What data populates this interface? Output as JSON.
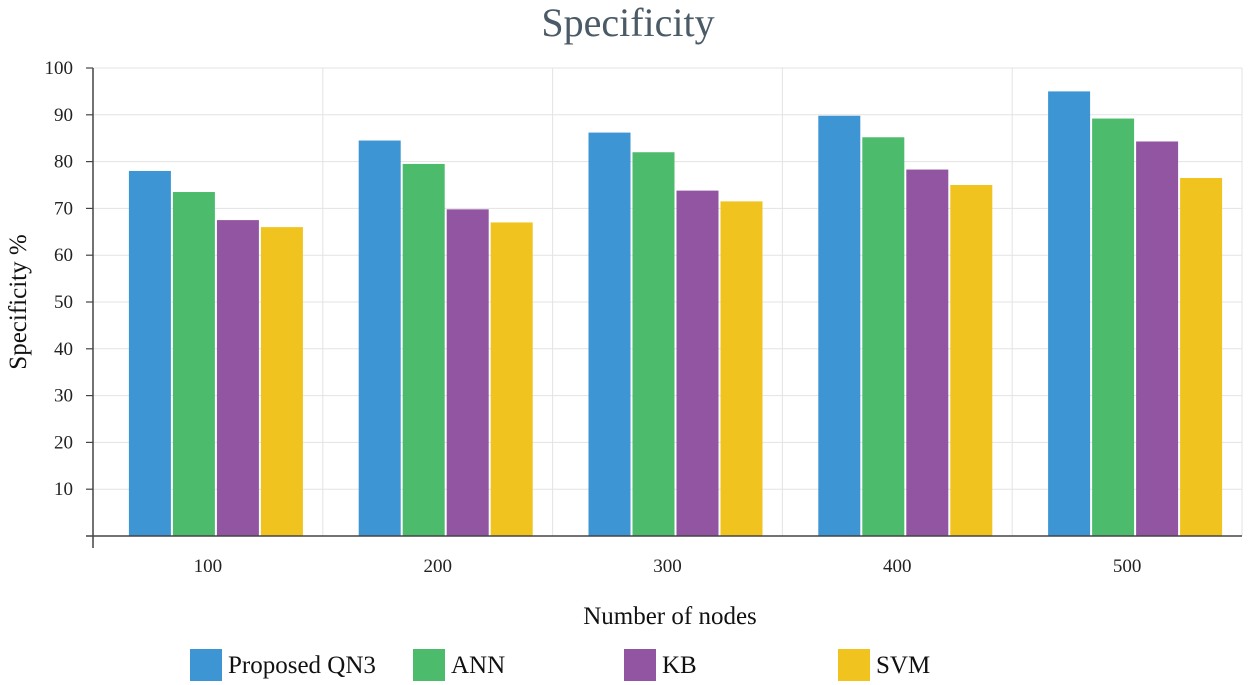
{
  "chart_data": {
    "type": "bar",
    "title": "Specificity",
    "xlabel": "Number of nodes",
    "ylabel": "Specificity %",
    "categories": [
      "100",
      "200",
      "300",
      "400",
      "500"
    ],
    "y_ticks": [
      "10",
      "20",
      "30",
      "40",
      "50",
      "60",
      "70",
      "80",
      "90",
      "100"
    ],
    "ylim": [
      0,
      100
    ],
    "grid": true,
    "legend_position": "bottom",
    "series": [
      {
        "name": "Proposed QN3",
        "color": "#3d95d4",
        "values": [
          78,
          84.5,
          86.2,
          89.8,
          95
        ]
      },
      {
        "name": "ANN",
        "color": "#4dbb6c",
        "values": [
          73.5,
          79.5,
          82,
          85.2,
          89.2
        ]
      },
      {
        "name": "KB",
        "color": "#9155a2",
        "values": [
          67.5,
          69.8,
          73.8,
          78.3,
          84.3
        ]
      },
      {
        "name": "SVM",
        "color": "#f0c31e",
        "values": [
          66,
          67,
          71.5,
          75,
          76.5
        ]
      }
    ]
  }
}
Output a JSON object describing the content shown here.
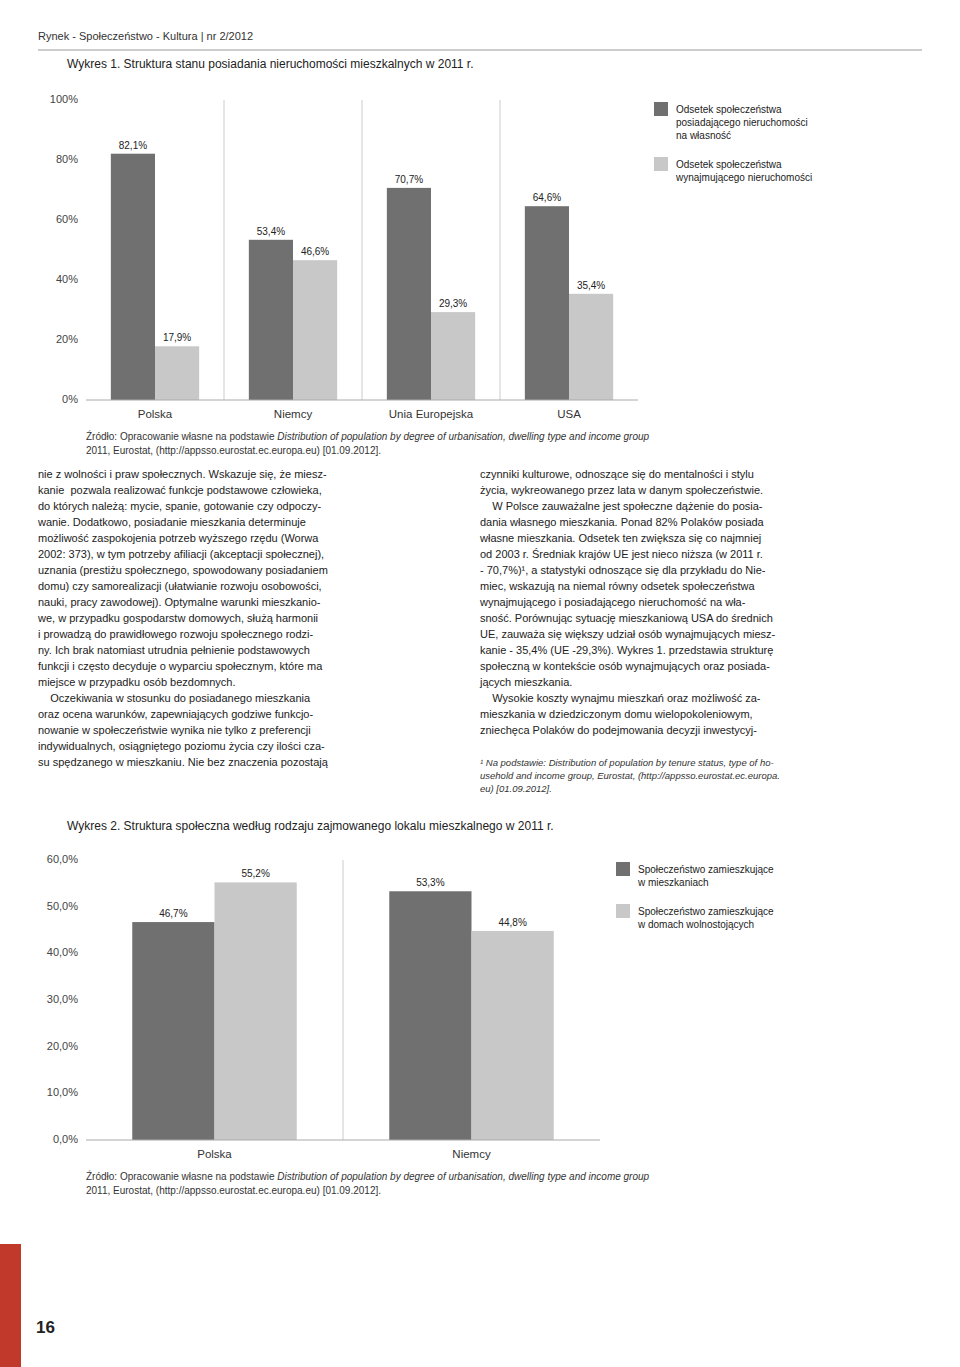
{
  "page_title": "Rynek - Społeczeństwo - Kultura | nr 2/2012",
  "page_number": "16",
  "text_left": "nie z wolności i praw społecznych. Wskazuje się, że miesz-\nkanie  pozwala realizować funkcje podstawowe człowieka,\ndo których należą: mycie, spanie, gotowanie czy odpoczy-\nwanie. Dodatkowo, posiadanie mieszkania determinuje\nmożliwość zaspokojenia potrzeb wyższego rzędu (Worwa\n2002: 373), w tym potrzeby afiliacji (akceptacji społecznej),\nuznania (prestiżu społecznego, spowodowany posiadaniem\ndomu) czy samorealizacji (ułatwianie rozwoju osobowości,\nnauki, pracy zawodowej). Optymalne warunki mieszkanio-\nwe, w przypadku gospodarstw domowych, służą harmonii\ni prowadzą do prawidłowego rozwoju społecznego rodzi-\nny. Ich brak natomiast utrudnia pełnienie podstawowych\nfunkcji i często decyduje o wyparciu społecznym, które ma\nmiejsce w przypadku osób bezdomnych.\n    Oczekiwania w stosunku do posiadanego mieszkania\noraz ocena warunków, zapewniających godziwe funkcjo-\nnowanie w społeczeństwie wynika nie tylko z preferencji\nindywidualnych, osiągniętego poziomu życia czy ilości cza-\nsu spędzanego w mieszkaniu. Nie bez znaczenia pozostają",
  "text_right": "czynniki kulturowe, odnoszące się do mentalności i stylu\nżycia, wykreowanego przez lata w danym społeczeństwie.\n    W Polsce zauważalne jest społeczne dążenie do posia-\ndania własnego mieszkania. Ponad 82% Polaków posiada\nwłasne mieszkania. Odsetek ten zwiększa się co najmniej\nod 2003 r. Średniak krajów UE jest nieco niższa (w 2011 r.\n- 70,7%)¹, a statystyki odnoszące się dla przykładu do Nie-\nmiec, wskazują na niemal równy odsetek społeczeństwa\nwynajmującego i posiadającego nieruchomość na wła-\nsność. Porównując sytuację mieszkaniową USA do średnich\nUE, zauważa się większy udział osób wynajmujących miesz-\nkanie - 35,4% (UE -29,3%). Wykres 1. przedstawia strukturę\nspołeczną w kontekście osób wynajmujących oraz posiada-\njących mieszkania.\n    Wysokie koszty wynajmu mieszkań oraz możliwość za-\nmieszkania w dziedziczonym domu wielopokoleniowym,\nzniechęca Polaków do podejmowania decyzji inwestycyj-",
  "footnote": "¹ Na podstawie: Distribution of population by tenure status, type of ho-\nusehold and income group, Eurostat, (http://appsso.eurostat.ec.europa.\neu) [01.09.2012].",
  "chart_data": [
    {
      "type": "bar",
      "title": "Wykres 1. Struktura stanu posiadania nieruchomości mieszkalnych w 2011 r.",
      "categories": [
        "Polska",
        "Niemcy",
        "Unia Europejska",
        "USA"
      ],
      "series": [
        {
          "name": "Odsetek społeczeństwa\nposiadającego nieruchomości\nna własność",
          "color": "#707070",
          "values": [
            82.1,
            53.4,
            70.7,
            64.6
          ],
          "value_labels": [
            "82,1%",
            "53,4%",
            "70,7%",
            "64,6%"
          ]
        },
        {
          "name": "Odsetek społeczeństwa\nwynajmującego nieruchomości",
          "color": "#c8c8c8",
          "values": [
            17.9,
            46.6,
            29.3,
            35.4
          ],
          "value_labels": [
            "17,9%",
            "46,6%",
            "29,3%",
            "35,4%"
          ]
        }
      ],
      "ylim": [
        0,
        100
      ],
      "yticks": [
        {
          "value": 0,
          "label": "0%"
        },
        {
          "value": 20,
          "label": "20%"
        },
        {
          "value": 40,
          "label": "40%"
        },
        {
          "value": 60,
          "label": "60%"
        },
        {
          "value": 80,
          "label": "80%"
        },
        {
          "value": 100,
          "label": "100%"
        }
      ],
      "grid": false,
      "data_labels": true,
      "legend": "right",
      "source": [
        "Źródło: Opracowanie własne na podstawie ",
        "Distribution of population by degree of urbanisation, dwelling type and income group",
        "2011, Eurostat, (http://appsso.eurostat.ec.europa.eu) [01.09.2012]."
      ]
    },
    {
      "type": "bar",
      "title": "Wykres 2. Struktura społeczna według rodzaju zajmowanego lokalu mieszkalnego w 2011 r.",
      "categories": [
        "Polska",
        "Niemcy"
      ],
      "series": [
        {
          "name": "Społeczeństwo zamieszkujące\nw mieszkaniach",
          "color": "#707070",
          "values": [
            46.7,
            53.3
          ],
          "value_labels": [
            "46,7%",
            "53,3%"
          ]
        },
        {
          "name": "Społeczeństwo zamieszkujące\nw domach wolnostojących",
          "color": "#c8c8c8",
          "values": [
            55.2,
            44.8
          ],
          "value_labels": [
            "55,2%",
            "44,8%"
          ]
        }
      ],
      "ylim": [
        0,
        60
      ],
      "yticks": [
        {
          "value": 0,
          "label": "0,0%"
        },
        {
          "value": 10,
          "label": "10,0%"
        },
        {
          "value": 20,
          "label": "20,0%"
        },
        {
          "value": 30,
          "label": "30,0%"
        },
        {
          "value": 40,
          "label": "40,0%"
        },
        {
          "value": 50,
          "label": "50,0%"
        },
        {
          "value": 60,
          "label": "60,0%"
        }
      ],
      "grid": false,
      "data_labels": true,
      "legend": "right",
      "source": [
        "Źródło: Opracowanie własne na podstawie ",
        "Distribution of population by degree of urbanisation, dwelling type and income group",
        "2011, Eurostat, (http://appsso.eurostat.ec.europa.eu) [01.09.2012]."
      ]
    }
  ]
}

** Given exercise **
Report only the count of lines that include the string "zamieszkujące".

** Exercise result **
2